Begin Data for processing
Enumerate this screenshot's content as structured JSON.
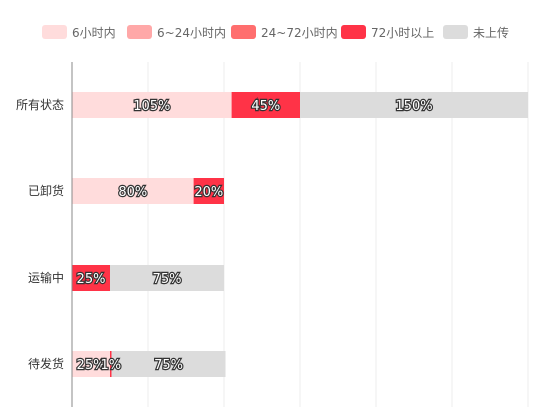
{
  "chart_data": {
    "type": "bar",
    "orientation": "horizontal",
    "stacked": true,
    "legend_position": "top",
    "grid": true,
    "categories": [
      "所有状态",
      "已卸货",
      "运输中",
      "待发货"
    ],
    "series": [
      {
        "name": "6小时内",
        "color": "#FFDCDC",
        "values": [
          105,
          80,
          0,
          25
        ],
        "labels": [
          "105%",
          "80%",
          "",
          "25%"
        ]
      },
      {
        "name": "6~24小时内",
        "color": "#FFA8A8",
        "values": [
          0,
          0,
          0,
          0
        ],
        "labels": [
          "",
          "",
          "",
          ""
        ]
      },
      {
        "name": "24~72小时内",
        "color": "#FF6E6E",
        "values": [
          0,
          0,
          0,
          0
        ],
        "labels": [
          "",
          "",
          "",
          ""
        ]
      },
      {
        "name": "72小时以上",
        "color": "#FF3347",
        "values": [
          45,
          20,
          25,
          1
        ],
        "labels": [
          "45%",
          "20%",
          "25%",
          "1%"
        ]
      },
      {
        "name": "未上传",
        "color": "#DCDCDC",
        "values": [
          150,
          0,
          75,
          75
        ],
        "labels": [
          "150%",
          "",
          "75%",
          "75%"
        ]
      }
    ],
    "xlim": [
      0,
      300
    ],
    "x_grid_step": 50
  }
}
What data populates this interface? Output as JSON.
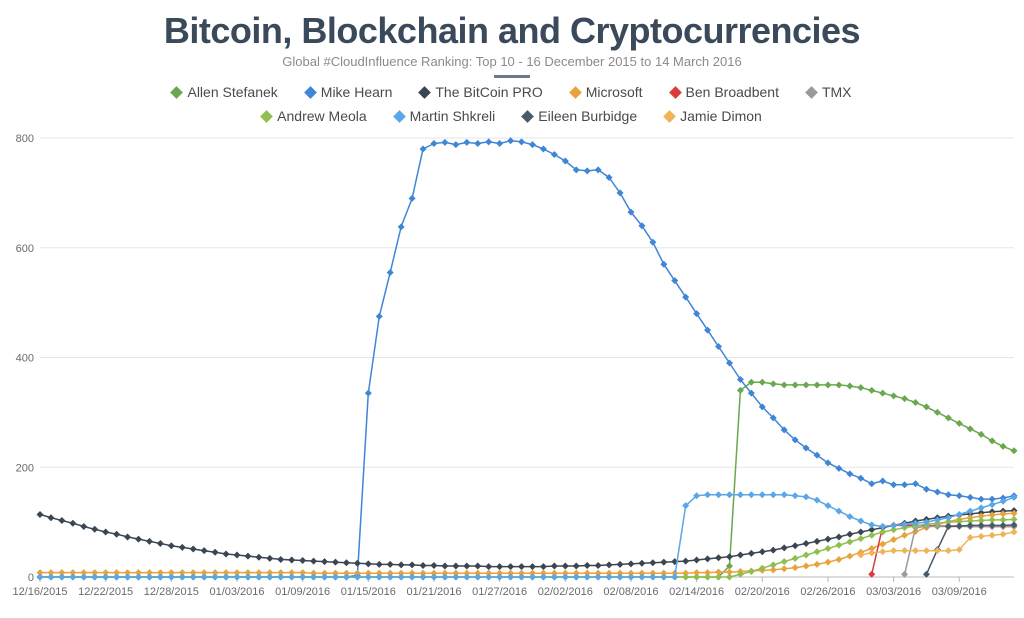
{
  "title": "Bitcoin, Blockchain and Cryptocurrencies",
  "subtitle": "Global #CloudInfluence Ranking: Top 10 - 16 December 2015 to 14 March 2016",
  "chart": {
    "type": "line",
    "background_color": "#ffffff",
    "grid_color": "#e6e6e6",
    "axis_color": "#b8b8b8",
    "title_color": "#3a4a5a",
    "subtitle_color": "#8a8a8a",
    "legend_text_color": "#4a4a4a",
    "tick_color": "#6a6a6a",
    "title_fontsize": 36,
    "subtitle_fontsize": 13,
    "legend_fontsize": 14,
    "tick_fontsize": 11,
    "line_width": 1.5,
    "marker_style": "diamond",
    "marker_size": 3.5,
    "ylim": [
      0,
      800
    ],
    "ytick_step": 200,
    "x_domain": [
      0,
      89
    ],
    "x_labels": [
      {
        "i": 0,
        "label": "12/16/2015"
      },
      {
        "i": 6,
        "label": "12/22/2015"
      },
      {
        "i": 12,
        "label": "12/28/2015"
      },
      {
        "i": 18,
        "label": "01/03/2016"
      },
      {
        "i": 24,
        "label": "01/09/2016"
      },
      {
        "i": 30,
        "label": "01/15/2016"
      },
      {
        "i": 36,
        "label": "01/21/2016"
      },
      {
        "i": 42,
        "label": "01/27/2016"
      },
      {
        "i": 48,
        "label": "02/02/2016"
      },
      {
        "i": 54,
        "label": "02/08/2016"
      },
      {
        "i": 60,
        "label": "02/14/2016"
      },
      {
        "i": 66,
        "label": "02/20/2016"
      },
      {
        "i": 72,
        "label": "02/26/2016"
      },
      {
        "i": 78,
        "label": "03/03/2016"
      },
      {
        "i": 84,
        "label": "03/09/2016"
      }
    ],
    "series": [
      {
        "name": "Allen Stefanek",
        "color": "#6aa84f",
        "legend_row": 0,
        "values": [
          0,
          0,
          0,
          0,
          0,
          0,
          0,
          0,
          0,
          0,
          0,
          0,
          0,
          0,
          0,
          0,
          0,
          0,
          0,
          0,
          0,
          0,
          0,
          0,
          0,
          0,
          0,
          0,
          0,
          0,
          0,
          0,
          0,
          0,
          0,
          0,
          0,
          0,
          0,
          0,
          0,
          0,
          0,
          0,
          0,
          0,
          0,
          0,
          0,
          0,
          0,
          0,
          0,
          0,
          0,
          0,
          0,
          0,
          0,
          0,
          0,
          0,
          0,
          20,
          340,
          355,
          355,
          352,
          350,
          350,
          350,
          350,
          350,
          350,
          348,
          345,
          340,
          335,
          330,
          325,
          318,
          310,
          300,
          290,
          280,
          270,
          260,
          248,
          238,
          230
        ]
      },
      {
        "name": "Mike Hearn",
        "color": "#3f86d6",
        "legend_row": 0,
        "values": [
          0,
          0,
          0,
          0,
          0,
          0,
          0,
          0,
          0,
          0,
          0,
          0,
          0,
          0,
          0,
          0,
          0,
          0,
          0,
          0,
          0,
          0,
          0,
          0,
          0,
          0,
          0,
          0,
          0,
          3,
          335,
          475,
          555,
          638,
          690,
          780,
          790,
          792,
          788,
          792,
          790,
          793,
          790,
          795,
          793,
          788,
          780,
          770,
          758,
          742,
          740,
          742,
          728,
          700,
          665,
          640,
          610,
          570,
          540,
          510,
          480,
          450,
          420,
          390,
          360,
          335,
          310,
          290,
          268,
          250,
          235,
          222,
          208,
          198,
          188,
          180,
          170,
          175,
          168,
          168,
          170,
          160,
          155,
          150,
          148,
          145,
          142,
          142,
          144,
          148
        ]
      },
      {
        "name": "The BitCoin PRO",
        "color": "#3a4752",
        "legend_row": 0,
        "values": [
          114,
          108,
          103,
          98,
          92,
          87,
          82,
          78,
          73,
          69,
          65,
          61,
          57,
          54,
          51,
          48,
          45,
          42,
          40,
          38,
          36,
          34,
          32,
          31,
          30,
          29,
          28,
          27,
          26,
          25,
          24,
          23,
          23,
          22,
          22,
          21,
          21,
          20,
          20,
          20,
          20,
          19,
          19,
          19,
          19,
          19,
          19,
          20,
          20,
          20,
          21,
          21,
          22,
          23,
          24,
          25,
          26,
          27,
          28,
          29,
          31,
          33,
          35,
          37,
          40,
          43,
          46,
          49,
          53,
          57,
          61,
          65,
          69,
          73,
          78,
          82,
          86,
          90,
          94,
          98,
          102,
          105,
          108,
          111,
          113,
          115,
          117,
          119,
          120,
          121
        ]
      },
      {
        "name": "Microsoft",
        "color": "#e8a33d",
        "legend_row": 0,
        "values": [
          8,
          8,
          8,
          8,
          8,
          8,
          8,
          8,
          8,
          8,
          8,
          8,
          8,
          8,
          8,
          8,
          8,
          8,
          8,
          8,
          8,
          8,
          8,
          8,
          8,
          7,
          7,
          7,
          7,
          7,
          7,
          7,
          7,
          7,
          7,
          7,
          7,
          7,
          7,
          7,
          7,
          7,
          7,
          7,
          7,
          7,
          7,
          7,
          7,
          7,
          7,
          7,
          7,
          7,
          7,
          7,
          7,
          7,
          7,
          7,
          8,
          8,
          9,
          9,
          10,
          11,
          12,
          13,
          15,
          17,
          20,
          23,
          27,
          32,
          38,
          45,
          52,
          60,
          68,
          76,
          83,
          90,
          96,
          101,
          105,
          108,
          111,
          113,
          115,
          116
        ]
      },
      {
        "name": "Ben Broadbent",
        "color": "#d93b3b",
        "legend_row": 0,
        "values": [
          null,
          null,
          null,
          null,
          null,
          null,
          null,
          null,
          null,
          null,
          null,
          null,
          null,
          null,
          null,
          null,
          null,
          null,
          null,
          null,
          null,
          null,
          null,
          null,
          null,
          null,
          null,
          null,
          null,
          null,
          null,
          null,
          null,
          null,
          null,
          null,
          null,
          null,
          null,
          null,
          null,
          null,
          null,
          null,
          null,
          null,
          null,
          null,
          null,
          null,
          null,
          null,
          null,
          null,
          null,
          null,
          null,
          null,
          null,
          null,
          null,
          null,
          null,
          null,
          null,
          null,
          null,
          null,
          null,
          null,
          null,
          null,
          null,
          null,
          null,
          null,
          5,
          92,
          94,
          94,
          94,
          94,
          93,
          93,
          93,
          92,
          92,
          92,
          92,
          92
        ]
      },
      {
        "name": "TMX",
        "color": "#9a9a9a",
        "legend_row": 0,
        "values": [
          null,
          null,
          null,
          null,
          null,
          null,
          null,
          null,
          null,
          null,
          null,
          null,
          null,
          null,
          null,
          null,
          null,
          null,
          null,
          null,
          null,
          null,
          null,
          null,
          null,
          null,
          null,
          null,
          null,
          null,
          null,
          null,
          null,
          null,
          null,
          null,
          null,
          null,
          null,
          null,
          null,
          null,
          null,
          null,
          null,
          null,
          null,
          null,
          null,
          null,
          null,
          null,
          null,
          null,
          null,
          null,
          null,
          null,
          null,
          null,
          null,
          null,
          null,
          null,
          null,
          null,
          null,
          null,
          null,
          null,
          null,
          null,
          null,
          null,
          null,
          null,
          null,
          null,
          null,
          5,
          90,
          92,
          92,
          92,
          92,
          92,
          92,
          92,
          92,
          92
        ]
      },
      {
        "name": "Andrew Meola",
        "color": "#8fbf4f",
        "legend_row": 1,
        "values": [
          0,
          0,
          0,
          0,
          0,
          0,
          0,
          0,
          0,
          0,
          0,
          0,
          0,
          0,
          0,
          0,
          0,
          0,
          0,
          0,
          0,
          0,
          0,
          0,
          0,
          0,
          0,
          0,
          0,
          0,
          0,
          0,
          0,
          0,
          0,
          0,
          0,
          0,
          0,
          0,
          0,
          0,
          0,
          0,
          0,
          0,
          0,
          0,
          0,
          0,
          0,
          0,
          0,
          0,
          0,
          0,
          0,
          0,
          0,
          0,
          0,
          0,
          0,
          0,
          5,
          10,
          16,
          22,
          28,
          34,
          40,
          46,
          52,
          58,
          64,
          70,
          76,
          82,
          86,
          90,
          93,
          96,
          98,
          100,
          101,
          102,
          103,
          104,
          104,
          105
        ]
      },
      {
        "name": "Martin Shkreli",
        "color": "#5aa6e6",
        "legend_row": 1,
        "values": [
          0,
          0,
          0,
          0,
          0,
          0,
          0,
          0,
          0,
          0,
          0,
          0,
          0,
          0,
          0,
          0,
          0,
          0,
          0,
          0,
          0,
          0,
          0,
          0,
          0,
          0,
          0,
          0,
          0,
          0,
          0,
          0,
          0,
          0,
          0,
          0,
          0,
          0,
          0,
          0,
          0,
          0,
          0,
          0,
          0,
          0,
          0,
          0,
          0,
          0,
          0,
          0,
          0,
          0,
          0,
          0,
          0,
          0,
          0,
          130,
          148,
          150,
          150,
          150,
          150,
          150,
          150,
          150,
          150,
          148,
          146,
          140,
          130,
          120,
          110,
          102,
          95,
          92,
          94,
          96,
          98,
          100,
          104,
          108,
          114,
          120,
          126,
          132,
          138,
          145
        ]
      },
      {
        "name": "Eileen Burbidge",
        "color": "#4a5a68",
        "legend_row": 1,
        "values": [
          null,
          null,
          null,
          null,
          null,
          null,
          null,
          null,
          null,
          null,
          null,
          null,
          null,
          null,
          null,
          null,
          null,
          null,
          null,
          null,
          null,
          null,
          null,
          null,
          null,
          null,
          null,
          null,
          null,
          null,
          null,
          null,
          null,
          null,
          null,
          null,
          null,
          null,
          null,
          null,
          null,
          null,
          null,
          null,
          null,
          null,
          null,
          null,
          null,
          null,
          null,
          null,
          null,
          null,
          null,
          null,
          null,
          null,
          null,
          null,
          null,
          null,
          null,
          null,
          null,
          null,
          null,
          null,
          null,
          null,
          null,
          null,
          null,
          null,
          null,
          null,
          null,
          null,
          null,
          null,
          null,
          5,
          50,
          92,
          93,
          94,
          94,
          94,
          94,
          95
        ]
      },
      {
        "name": "Jamie Dimon",
        "color": "#f0b35a",
        "legend_row": 1,
        "values": [
          null,
          null,
          null,
          null,
          null,
          null,
          null,
          null,
          null,
          null,
          null,
          null,
          null,
          null,
          null,
          null,
          null,
          null,
          null,
          null,
          null,
          null,
          null,
          null,
          null,
          null,
          null,
          null,
          null,
          null,
          null,
          null,
          null,
          null,
          null,
          null,
          null,
          null,
          null,
          null,
          null,
          null,
          null,
          null,
          null,
          null,
          null,
          null,
          null,
          null,
          null,
          null,
          null,
          null,
          null,
          null,
          null,
          null,
          null,
          null,
          null,
          null,
          null,
          null,
          null,
          null,
          null,
          null,
          null,
          null,
          null,
          null,
          null,
          null,
          null,
          40,
          44,
          46,
          48,
          48,
          48,
          48,
          48,
          48,
          50,
          72,
          74,
          76,
          78,
          82
        ]
      }
    ]
  }
}
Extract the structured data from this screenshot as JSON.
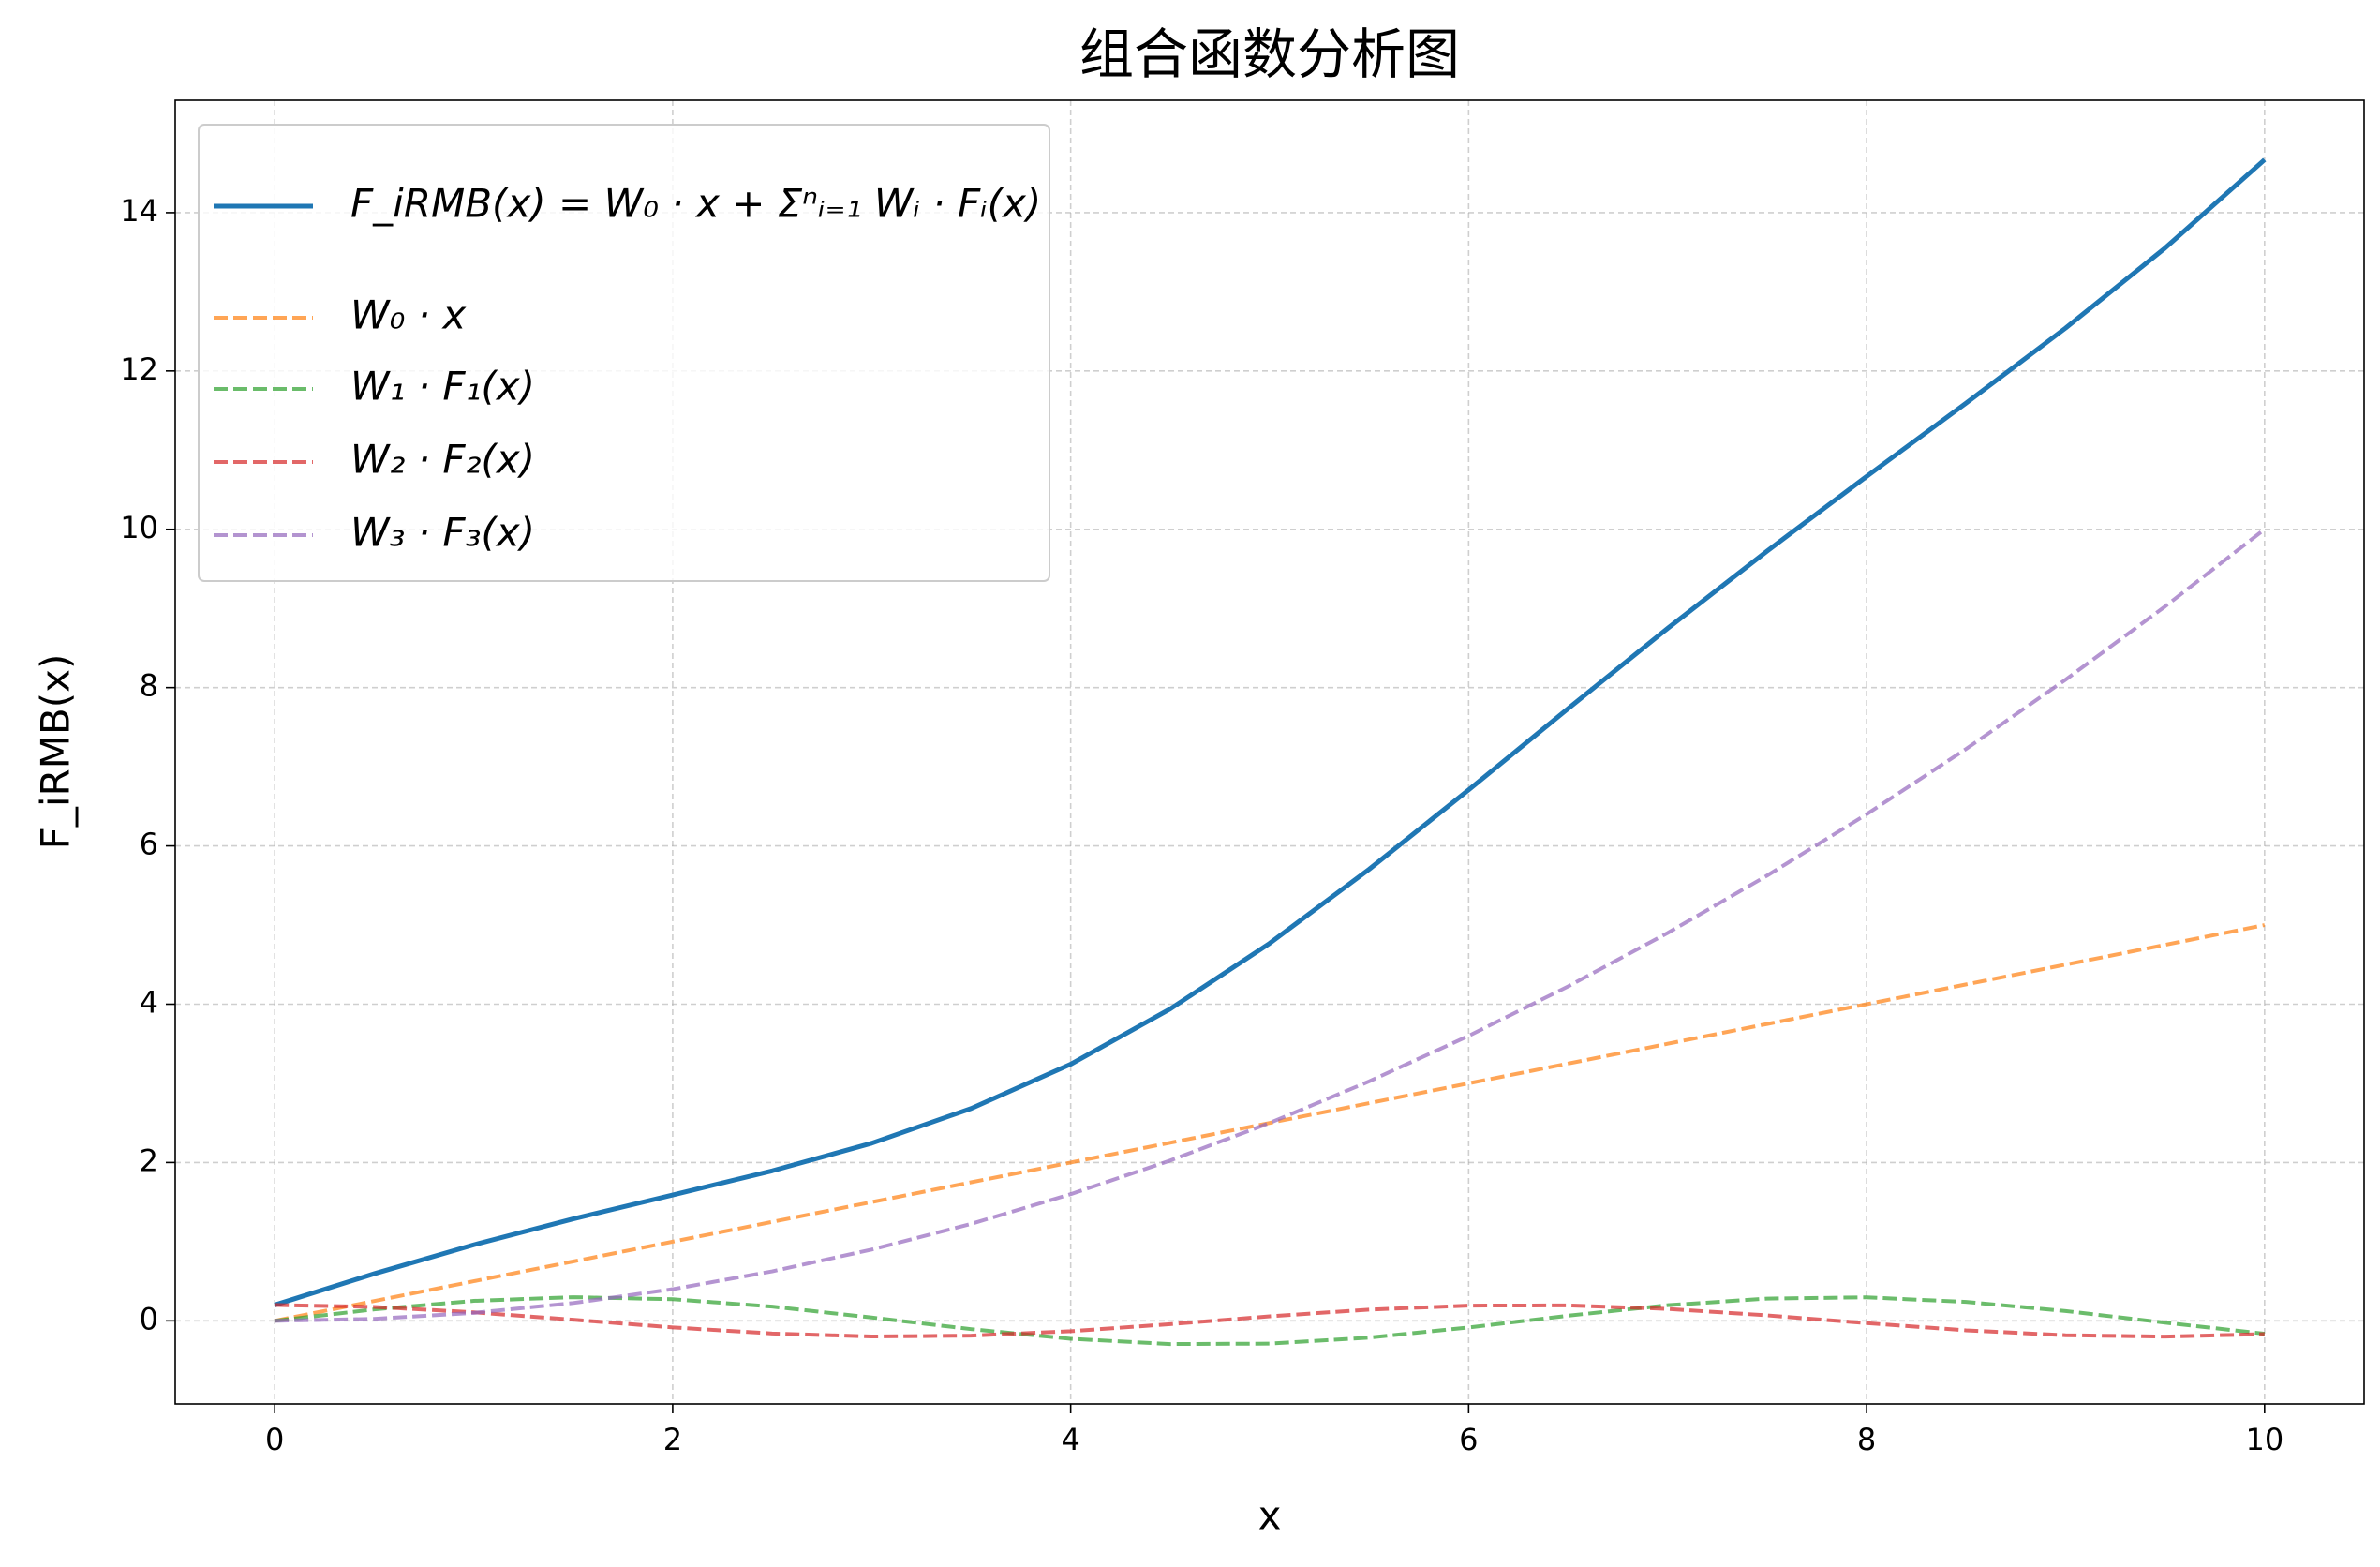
{
  "chart_data": {
    "type": "line",
    "title": "组合函数分析图",
    "xlabel": "x",
    "ylabel": "F_iRMB(x)",
    "x": [
      0,
      0.5,
      1,
      1.5,
      2,
      2.5,
      3,
      3.5,
      4,
      4.5,
      5,
      5.5,
      6,
      6.5,
      7,
      7.5,
      8,
      8.5,
      9,
      9.5,
      10
    ],
    "series": [
      {
        "name": "F_iRMB(x) = W₀ · x + Σⁿᵢ₌₁ Wᵢ · Fᵢ(x)",
        "color": "#1f77b4",
        "linestyle": "solid",
        "values": [
          0.2,
          0.595,
          0.96,
          1.288,
          1.59,
          1.895,
          2.244,
          2.683,
          3.242,
          3.94,
          4.769,
          5.705,
          6.708,
          7.735,
          8.748,
          9.725,
          10.668,
          11.594,
          12.542,
          13.553,
          14.669
        ]
      },
      {
        "name": "W₀ · x",
        "color": "#ff7f0e",
        "linestyle": "dashed",
        "values": [
          0,
          0.25,
          0.5,
          0.75,
          1,
          1.25,
          1.5,
          1.75,
          2,
          2.25,
          2.5,
          2.75,
          3,
          3.25,
          3.5,
          3.75,
          4,
          4.25,
          4.5,
          4.75,
          5
        ]
      },
      {
        "name": "W₁ · F₁(x)",
        "color": "#2ca02c",
        "linestyle": "dashed",
        "values": [
          0,
          0.144,
          0.252,
          0.299,
          0.273,
          0.18,
          0.042,
          -0.105,
          -0.227,
          -0.293,
          -0.288,
          -0.212,
          -0.084,
          0.065,
          0.197,
          0.281,
          0.297,
          0.239,
          0.124,
          -0.023,
          -0.163
        ]
      },
      {
        "name": "W₂ · F₂(x)",
        "color": "#d62728",
        "linestyle": "dashed",
        "values": [
          0.2,
          0.176,
          0.108,
          0.014,
          -0.083,
          -0.16,
          -0.198,
          -0.187,
          -0.131,
          -0.042,
          0.057,
          0.142,
          0.192,
          0.195,
          0.151,
          0.069,
          -0.029,
          -0.12,
          -0.182,
          -0.199,
          -0.168
        ]
      },
      {
        "name": "W₃ · F₃(x)",
        "color": "#9467bd",
        "linestyle": "dashed",
        "values": [
          0,
          0.025,
          0.1,
          0.225,
          0.4,
          0.625,
          0.9,
          1.225,
          1.6,
          2.025,
          2.5,
          3.025,
          3.6,
          4.225,
          4.9,
          5.625,
          6.4,
          7.225,
          8.1,
          9.025,
          10
        ]
      }
    ],
    "xlim": [
      -0.5,
      10.5
    ],
    "xticks": [
      0,
      2,
      4,
      6,
      8,
      10
    ],
    "ylim": [
      -1.05,
      15.42
    ],
    "yticks": [
      0,
      2,
      4,
      6,
      8,
      10,
      12,
      14
    ],
    "grid": true,
    "legend": "upper left"
  }
}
End Data for processing
» **What is required**: List each line holding the string "screenshot".

» **Output below**:
Enumerate this screenshot's content as structured JSON.
Extract the structured data from this screenshot as JSON.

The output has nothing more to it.